**STORED RECORDS**
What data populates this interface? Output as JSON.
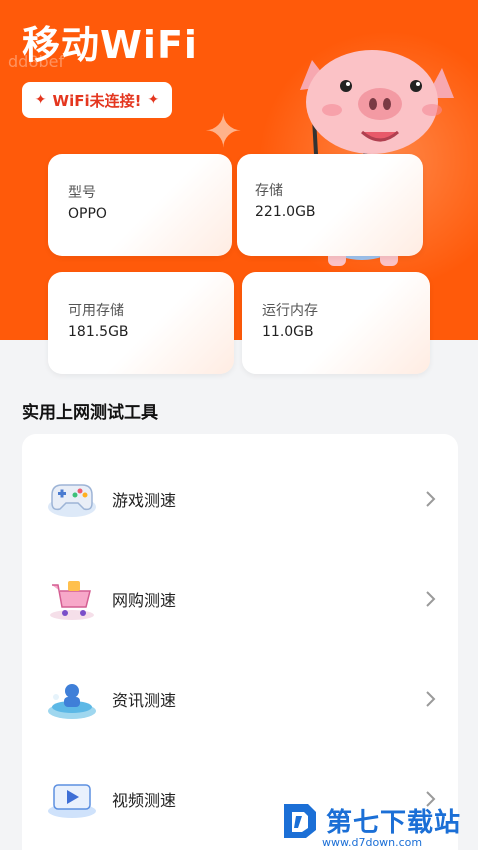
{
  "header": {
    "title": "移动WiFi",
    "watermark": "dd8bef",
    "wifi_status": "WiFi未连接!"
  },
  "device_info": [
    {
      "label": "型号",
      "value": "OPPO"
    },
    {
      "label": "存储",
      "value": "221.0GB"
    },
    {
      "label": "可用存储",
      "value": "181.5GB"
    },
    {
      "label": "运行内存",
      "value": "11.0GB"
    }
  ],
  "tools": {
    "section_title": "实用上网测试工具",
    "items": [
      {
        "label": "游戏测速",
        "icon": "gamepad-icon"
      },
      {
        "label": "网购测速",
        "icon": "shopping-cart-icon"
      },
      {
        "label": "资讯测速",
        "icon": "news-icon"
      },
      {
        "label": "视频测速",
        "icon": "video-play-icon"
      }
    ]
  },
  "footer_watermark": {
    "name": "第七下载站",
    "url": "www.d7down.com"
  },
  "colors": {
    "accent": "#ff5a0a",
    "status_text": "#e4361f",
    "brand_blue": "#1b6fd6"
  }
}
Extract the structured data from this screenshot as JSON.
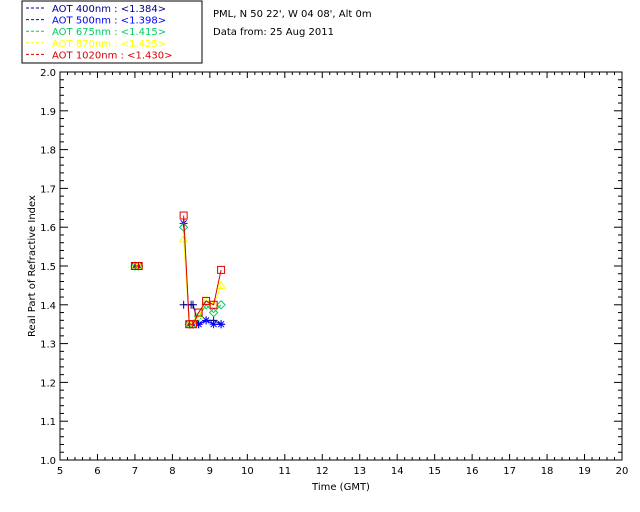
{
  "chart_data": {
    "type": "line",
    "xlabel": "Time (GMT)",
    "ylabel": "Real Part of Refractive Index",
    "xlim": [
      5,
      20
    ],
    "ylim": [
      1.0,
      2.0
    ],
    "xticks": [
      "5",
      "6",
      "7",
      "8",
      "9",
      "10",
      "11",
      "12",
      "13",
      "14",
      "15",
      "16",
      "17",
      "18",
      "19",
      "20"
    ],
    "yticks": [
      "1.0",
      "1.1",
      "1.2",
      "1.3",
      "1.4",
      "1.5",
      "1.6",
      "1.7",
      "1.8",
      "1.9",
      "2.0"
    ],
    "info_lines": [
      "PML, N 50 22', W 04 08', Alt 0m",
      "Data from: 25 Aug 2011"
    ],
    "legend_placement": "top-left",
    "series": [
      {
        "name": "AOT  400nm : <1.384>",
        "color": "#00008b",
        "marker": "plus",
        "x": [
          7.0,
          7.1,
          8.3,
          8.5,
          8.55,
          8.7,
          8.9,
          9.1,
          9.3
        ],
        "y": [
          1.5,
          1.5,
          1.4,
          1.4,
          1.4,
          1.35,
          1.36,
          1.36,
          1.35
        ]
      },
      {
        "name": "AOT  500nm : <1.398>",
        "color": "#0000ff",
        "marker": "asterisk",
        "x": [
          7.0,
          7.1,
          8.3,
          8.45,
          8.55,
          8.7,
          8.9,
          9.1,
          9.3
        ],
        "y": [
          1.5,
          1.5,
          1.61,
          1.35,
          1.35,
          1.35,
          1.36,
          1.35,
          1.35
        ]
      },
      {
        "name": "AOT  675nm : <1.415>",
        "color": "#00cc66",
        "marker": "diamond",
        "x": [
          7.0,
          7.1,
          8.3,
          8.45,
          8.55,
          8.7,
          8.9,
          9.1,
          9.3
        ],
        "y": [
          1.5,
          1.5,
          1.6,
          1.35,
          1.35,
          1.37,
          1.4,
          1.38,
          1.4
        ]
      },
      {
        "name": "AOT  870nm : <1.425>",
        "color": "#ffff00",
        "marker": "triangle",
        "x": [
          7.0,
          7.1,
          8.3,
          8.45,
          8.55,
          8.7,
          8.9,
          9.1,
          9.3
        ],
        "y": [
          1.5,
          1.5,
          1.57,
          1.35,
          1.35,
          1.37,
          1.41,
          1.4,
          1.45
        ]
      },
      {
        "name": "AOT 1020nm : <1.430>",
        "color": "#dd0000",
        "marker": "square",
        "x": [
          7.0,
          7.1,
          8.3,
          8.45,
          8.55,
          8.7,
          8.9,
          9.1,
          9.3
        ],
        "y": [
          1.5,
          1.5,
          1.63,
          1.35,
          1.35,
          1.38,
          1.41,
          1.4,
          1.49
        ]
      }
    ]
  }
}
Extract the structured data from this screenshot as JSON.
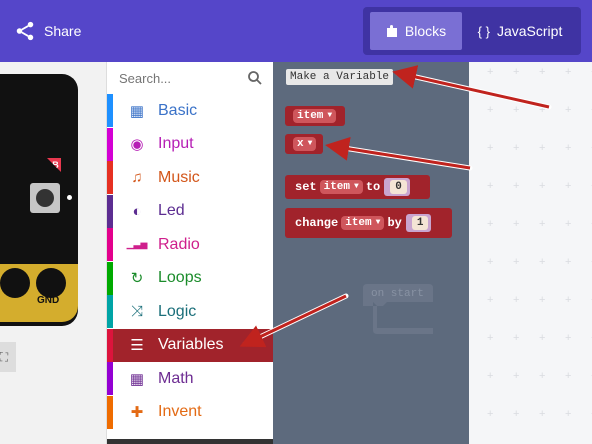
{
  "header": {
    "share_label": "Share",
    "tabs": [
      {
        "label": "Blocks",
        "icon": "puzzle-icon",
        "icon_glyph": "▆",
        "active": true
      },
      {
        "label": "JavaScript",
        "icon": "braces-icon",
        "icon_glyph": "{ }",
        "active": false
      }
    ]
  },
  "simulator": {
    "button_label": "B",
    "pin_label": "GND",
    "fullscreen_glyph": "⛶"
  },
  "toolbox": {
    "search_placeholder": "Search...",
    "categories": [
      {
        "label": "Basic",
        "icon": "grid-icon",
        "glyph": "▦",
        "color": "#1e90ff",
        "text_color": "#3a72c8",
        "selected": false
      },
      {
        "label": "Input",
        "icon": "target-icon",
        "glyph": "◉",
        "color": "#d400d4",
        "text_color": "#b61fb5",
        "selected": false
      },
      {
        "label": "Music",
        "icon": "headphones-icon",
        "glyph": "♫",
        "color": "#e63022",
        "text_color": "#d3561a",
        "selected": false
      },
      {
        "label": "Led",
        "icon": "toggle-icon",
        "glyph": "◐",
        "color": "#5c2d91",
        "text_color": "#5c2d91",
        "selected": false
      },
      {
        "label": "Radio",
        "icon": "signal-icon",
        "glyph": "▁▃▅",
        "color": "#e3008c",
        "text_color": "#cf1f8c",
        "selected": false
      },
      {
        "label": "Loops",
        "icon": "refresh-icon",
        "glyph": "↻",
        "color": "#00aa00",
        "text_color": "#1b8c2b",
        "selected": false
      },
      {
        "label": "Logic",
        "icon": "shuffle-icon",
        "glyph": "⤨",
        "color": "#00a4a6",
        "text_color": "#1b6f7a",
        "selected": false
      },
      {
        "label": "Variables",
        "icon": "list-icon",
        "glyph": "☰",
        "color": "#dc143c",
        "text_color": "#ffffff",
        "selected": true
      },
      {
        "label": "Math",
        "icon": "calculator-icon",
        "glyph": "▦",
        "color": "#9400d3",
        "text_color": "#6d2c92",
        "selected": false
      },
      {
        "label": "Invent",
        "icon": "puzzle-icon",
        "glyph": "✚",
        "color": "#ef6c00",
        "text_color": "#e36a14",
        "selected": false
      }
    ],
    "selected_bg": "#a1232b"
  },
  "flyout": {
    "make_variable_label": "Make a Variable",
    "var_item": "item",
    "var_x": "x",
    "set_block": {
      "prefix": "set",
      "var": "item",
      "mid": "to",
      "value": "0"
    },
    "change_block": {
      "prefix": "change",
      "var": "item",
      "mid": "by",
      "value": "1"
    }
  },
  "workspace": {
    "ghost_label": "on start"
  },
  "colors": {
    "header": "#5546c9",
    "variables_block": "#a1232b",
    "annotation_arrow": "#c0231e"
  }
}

**WHAT IS ASKED**
Pictures are excluded; copy all other data exactly as shown.

**EXPECTED ANSWER**
What data populates this interface? Output as JSON.
{
  "header": {
    "title": "移动WiFi",
    "watermark": "dd8bef",
    "wifi_status": "WiFi未连接!"
  },
  "device_info": [
    {
      "label": "型号",
      "value": "OPPO"
    },
    {
      "label": "存储",
      "value": "221.0GB"
    },
    {
      "label": "可用存储",
      "value": "181.5GB"
    },
    {
      "label": "运行内存",
      "value": "11.0GB"
    }
  ],
  "tools": {
    "section_title": "实用上网测试工具",
    "items": [
      {
        "label": "游戏测速",
        "icon": "gamepad-icon"
      },
      {
        "label": "网购测速",
        "icon": "shopping-cart-icon"
      },
      {
        "label": "资讯测速",
        "icon": "news-icon"
      },
      {
        "label": "视频测速",
        "icon": "video-play-icon"
      }
    ]
  },
  "footer_watermark": {
    "name": "第七下载站",
    "url": "www.d7down.com"
  },
  "colors": {
    "accent": "#ff5a0a",
    "status_text": "#e4361f",
    "brand_blue": "#1b6fd6"
  }
}
Extract the structured data from this screenshot as JSON.
{
  "chart_data": {
    "type": "line",
    "xlabel": "Time (GMT)",
    "ylabel": "Real Part of Refractive Index",
    "xlim": [
      5,
      20
    ],
    "ylim": [
      1.0,
      2.0
    ],
    "xticks": [
      "5",
      "6",
      "7",
      "8",
      "9",
      "10",
      "11",
      "12",
      "13",
      "14",
      "15",
      "16",
      "17",
      "18",
      "19",
      "20"
    ],
    "yticks": [
      "1.0",
      "1.1",
      "1.2",
      "1.3",
      "1.4",
      "1.5",
      "1.6",
      "1.7",
      "1.8",
      "1.9",
      "2.0"
    ],
    "info_lines": [
      "PML, N 50 22', W 04 08', Alt 0m",
      "Data from: 25 Aug 2011"
    ],
    "legend_placement": "top-left",
    "series": [
      {
        "name": "AOT  400nm : <1.384>",
        "color": "#00008b",
        "marker": "plus",
        "x": [
          7.0,
          7.1,
          8.3,
          8.5,
          8.55,
          8.7,
          8.9,
          9.1,
          9.3
        ],
        "y": [
          1.5,
          1.5,
          1.4,
          1.4,
          1.4,
          1.35,
          1.36,
          1.36,
          1.35
        ]
      },
      {
        "name": "AOT  500nm : <1.398>",
        "color": "#0000ff",
        "marker": "asterisk",
        "x": [
          7.0,
          7.1,
          8.3,
          8.45,
          8.55,
          8.7,
          8.9,
          9.1,
          9.3
        ],
        "y": [
          1.5,
          1.5,
          1.61,
          1.35,
          1.35,
          1.35,
          1.36,
          1.35,
          1.35
        ]
      },
      {
        "name": "AOT  675nm : <1.415>",
        "color": "#00cc66",
        "marker": "diamond",
        "x": [
          7.0,
          7.1,
          8.3,
          8.45,
          8.55,
          8.7,
          8.9,
          9.1,
          9.3
        ],
        "y": [
          1.5,
          1.5,
          1.6,
          1.35,
          1.35,
          1.37,
          1.4,
          1.38,
          1.4
        ]
      },
      {
        "name": "AOT  870nm : <1.425>",
        "color": "#ffff00",
        "marker": "triangle",
        "x": [
          7.0,
          7.1,
          8.3,
          8.45,
          8.55,
          8.7,
          8.9,
          9.1,
          9.3
        ],
        "y": [
          1.5,
          1.5,
          1.57,
          1.35,
          1.35,
          1.37,
          1.41,
          1.4,
          1.45
        ]
      },
      {
        "name": "AOT 1020nm : <1.430>",
        "color": "#dd0000",
        "marker": "square",
        "x": [
          7.0,
          7.1,
          8.3,
          8.45,
          8.55,
          8.7,
          8.9,
          9.1,
          9.3
        ],
        "y": [
          1.5,
          1.5,
          1.63,
          1.35,
          1.35,
          1.38,
          1.41,
          1.4,
          1.49
        ]
      }
    ]
  }
}
Extract the structured data from this screenshot as JSON.
{
  "header": {
    "share_label": "Share",
    "tabs": [
      {
        "label": "Blocks",
        "icon": "puzzle-icon",
        "icon_glyph": "▆",
        "active": true
      },
      {
        "label": "JavaScript",
        "icon": "braces-icon",
        "icon_glyph": "{ }",
        "active": false
      }
    ]
  },
  "simulator": {
    "button_label": "B",
    "pin_label": "GND",
    "fullscreen_glyph": "⛶"
  },
  "toolbox": {
    "search_placeholder": "Search...",
    "categories": [
      {
        "label": "Basic",
        "icon": "grid-icon",
        "glyph": "▦",
        "color": "#1e90ff",
        "text_color": "#3a72c8",
        "selected": false
      },
      {
        "label": "Input",
        "icon": "target-icon",
        "glyph": "◉",
        "color": "#d400d4",
        "text_color": "#b61fb5",
        "selected": false
      },
      {
        "label": "Music",
        "icon": "headphones-icon",
        "glyph": "♫",
        "color": "#e63022",
        "text_color": "#d3561a",
        "selected": false
      },
      {
        "label": "Led",
        "icon": "toggle-icon",
        "glyph": "◐",
        "color": "#5c2d91",
        "text_color": "#5c2d91",
        "selected": false
      },
      {
        "label": "Radio",
        "icon": "signal-icon",
        "glyph": "▁▃▅",
        "color": "#e3008c",
        "text_color": "#cf1f8c",
        "selected": false
      },
      {
        "label": "Loops",
        "icon": "refresh-icon",
        "glyph": "↻",
        "color": "#00aa00",
        "text_color": "#1b8c2b",
        "selected": false
      },
      {
        "label": "Logic",
        "icon": "shuffle-icon",
        "glyph": "⤨",
        "color": "#00a4a6",
        "text_color": "#1b6f7a",
        "selected": false
      },
      {
        "label": "Variables",
        "icon": "list-icon",
        "glyph": "☰",
        "color": "#dc143c",
        "text_color": "#ffffff",
        "selected": true
      },
      {
        "label": "Math",
        "icon": "calculator-icon",
        "glyph": "▦",
        "color": "#9400d3",
        "text_color": "#6d2c92",
        "selected": false
      },
      {
        "label": "Invent",
        "icon": "puzzle-icon",
        "glyph": "✚",
        "color": "#ef6c00",
        "text_color": "#e36a14",
        "selected": false
      }
    ],
    "selected_bg": "#a1232b"
  },
  "flyout": {
    "make_variable_label": "Make a Variable",
    "var_item": "item",
    "var_x": "x",
    "set_block": {
      "prefix": "set",
      "var": "item",
      "mid": "to",
      "value": "0"
    },
    "change_block": {
      "prefix": "change",
      "var": "item",
      "mid": "by",
      "value": "1"
    }
  },
  "workspace": {
    "ghost_label": "on start"
  },
  "colors": {
    "header": "#5546c9",
    "variables_block": "#a1232b",
    "annotation_arrow": "#c0231e"
  }
}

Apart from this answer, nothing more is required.